*Page*:
Clustering

From OpenCog
Jump to: navigation, search

This page, initially written by Ben Goertzel in Dec. 2014, summarizes a direction for getting clustering initially working in OpenCog as a heuristic strategy for concept formation.

See alto the page Agglomerative Clustering in Atomspace using the URE which outlines a different approach to clustering in OpenCog.

The basic idea is simple:

  • project Atoms into n-dimensional vectors
  • apply existing clustering algorithms on n-dimensional vectors
  • create new Atoms embodying these clusters

This will be generically useful, but is initially motivated by the requirements of Unsupervised Language Learning Experimentation.

Background: Dimensional Embedding

The strategy proposed here makes use of the dimensional embedding module described conceptually in

http://wiki.opencog.org/w/OpenCogPrime:DimensionalEmbedding

and with code here

https://github.com/opencog/opencog/tree/master/opencog/learning/dimensionalembedding

The code could use some optimization in the way it chooses initial pivot nodes, but this isn't a huge problem to solve (this just requires replacing Dijkstra's algorithm for pivot choice w/ something faster and more heuristic. Maybe just replacing Dijkstra's with A* would be a good idea.).

It would also be nice to have code estimating the correlation between distance in the embedding space and distance in the AtomSpace.

*Set of tasks*:
1 > List the three steps of the basic idea set out in the clustering page.
2 > Write out the part of the clustering page that opens with the words containing "Background: Dimensional Embedding" and closes with "a good idea.).".

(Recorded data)
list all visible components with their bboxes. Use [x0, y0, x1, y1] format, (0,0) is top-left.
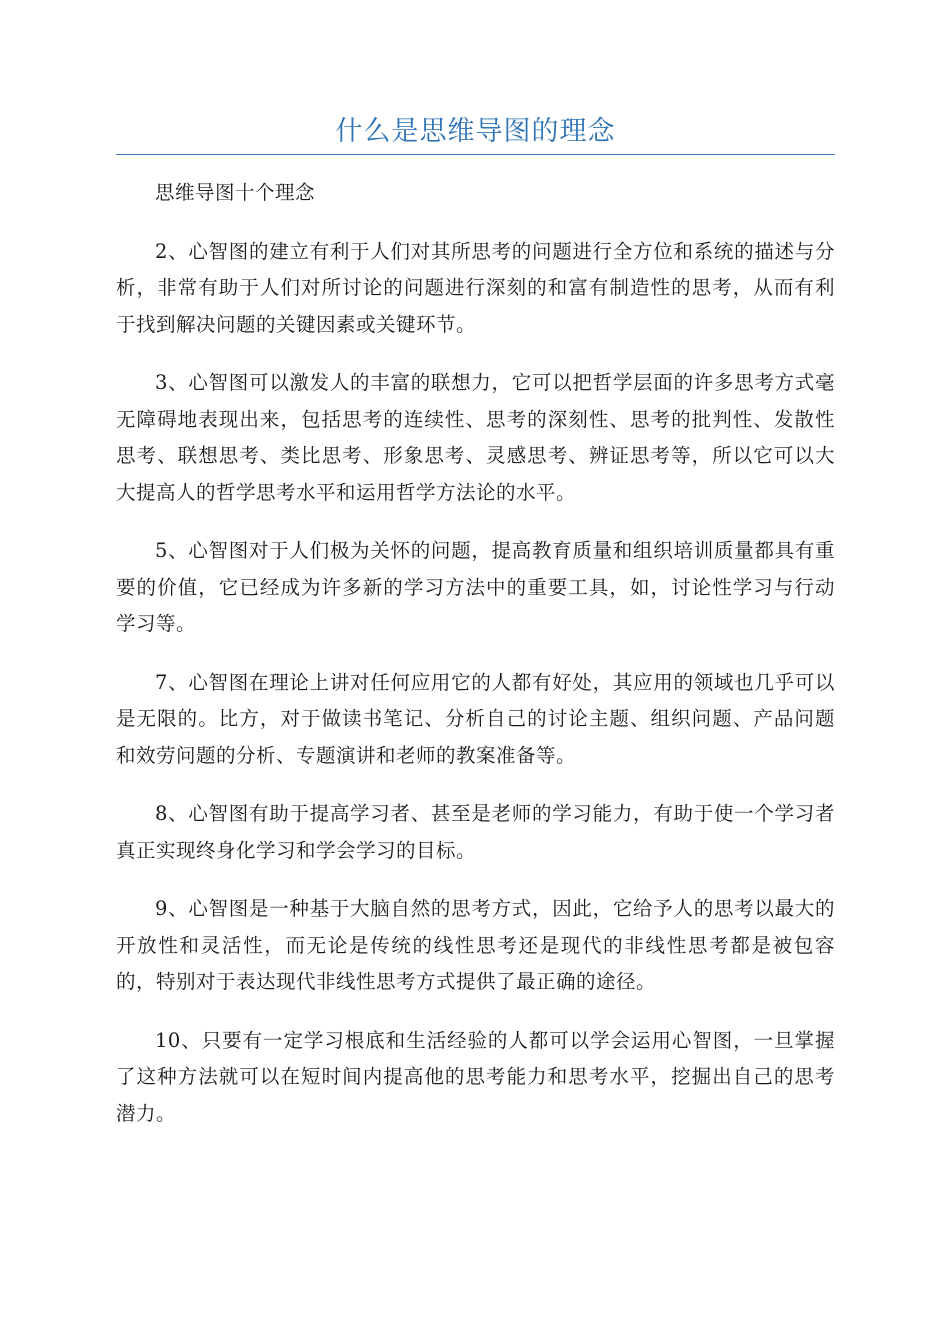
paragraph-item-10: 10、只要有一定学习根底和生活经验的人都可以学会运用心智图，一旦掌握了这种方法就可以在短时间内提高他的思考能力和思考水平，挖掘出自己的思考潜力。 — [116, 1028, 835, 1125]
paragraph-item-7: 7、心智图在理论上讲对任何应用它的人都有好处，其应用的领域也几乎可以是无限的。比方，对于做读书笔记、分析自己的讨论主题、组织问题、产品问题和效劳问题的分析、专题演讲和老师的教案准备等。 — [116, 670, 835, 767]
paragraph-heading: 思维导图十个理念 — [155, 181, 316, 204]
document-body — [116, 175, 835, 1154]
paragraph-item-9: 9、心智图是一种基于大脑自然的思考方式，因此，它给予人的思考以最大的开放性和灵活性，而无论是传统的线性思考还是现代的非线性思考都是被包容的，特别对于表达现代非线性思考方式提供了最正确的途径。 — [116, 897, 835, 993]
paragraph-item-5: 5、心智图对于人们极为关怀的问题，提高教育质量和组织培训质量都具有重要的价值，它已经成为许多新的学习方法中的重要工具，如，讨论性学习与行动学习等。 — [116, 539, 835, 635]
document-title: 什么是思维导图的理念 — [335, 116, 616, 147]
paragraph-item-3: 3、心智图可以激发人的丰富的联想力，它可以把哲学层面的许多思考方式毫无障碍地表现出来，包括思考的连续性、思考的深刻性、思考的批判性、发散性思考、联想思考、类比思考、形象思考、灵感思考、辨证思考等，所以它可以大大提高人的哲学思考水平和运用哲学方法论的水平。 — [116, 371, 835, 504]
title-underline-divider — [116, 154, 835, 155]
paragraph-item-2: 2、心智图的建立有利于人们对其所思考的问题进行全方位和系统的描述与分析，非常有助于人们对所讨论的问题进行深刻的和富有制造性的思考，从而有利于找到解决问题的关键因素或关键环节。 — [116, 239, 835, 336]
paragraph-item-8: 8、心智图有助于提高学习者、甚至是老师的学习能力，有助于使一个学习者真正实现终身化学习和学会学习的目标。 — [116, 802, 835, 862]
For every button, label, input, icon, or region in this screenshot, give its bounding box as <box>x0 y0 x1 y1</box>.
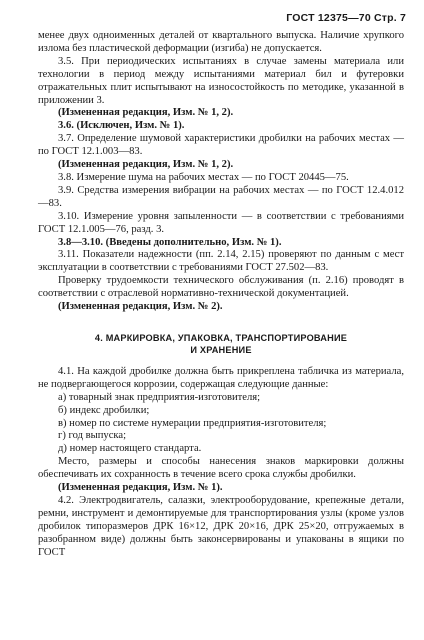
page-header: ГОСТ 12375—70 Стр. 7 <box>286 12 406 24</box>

*Worked solutions*:
1 >
- project Atoms into n-dimensional vectors
- apply existing clustering algorithms on n-dimensional vectors
- create new Atoms embodying these clusters

2 >
Background: Dimensional Embedding

The strategy proposed here makes use of the dimensional embedding module described conceptually in

http://wiki.opencog.org/w/OpenCogPrime:DimensionalEmbedding

and with code here

https://github.com/opencog/opencog/tree/master/opencog/learning/dimensionalembedding

The code could use some optimization in the way it chooses initial pivot nodes, but this isn't a huge problem to solve (this just requires replacing Dijkstra's algorithm for pivot choice w/ something faster and more heuristic. Maybe just replacing Dijkstra's with A* would be a good idea.).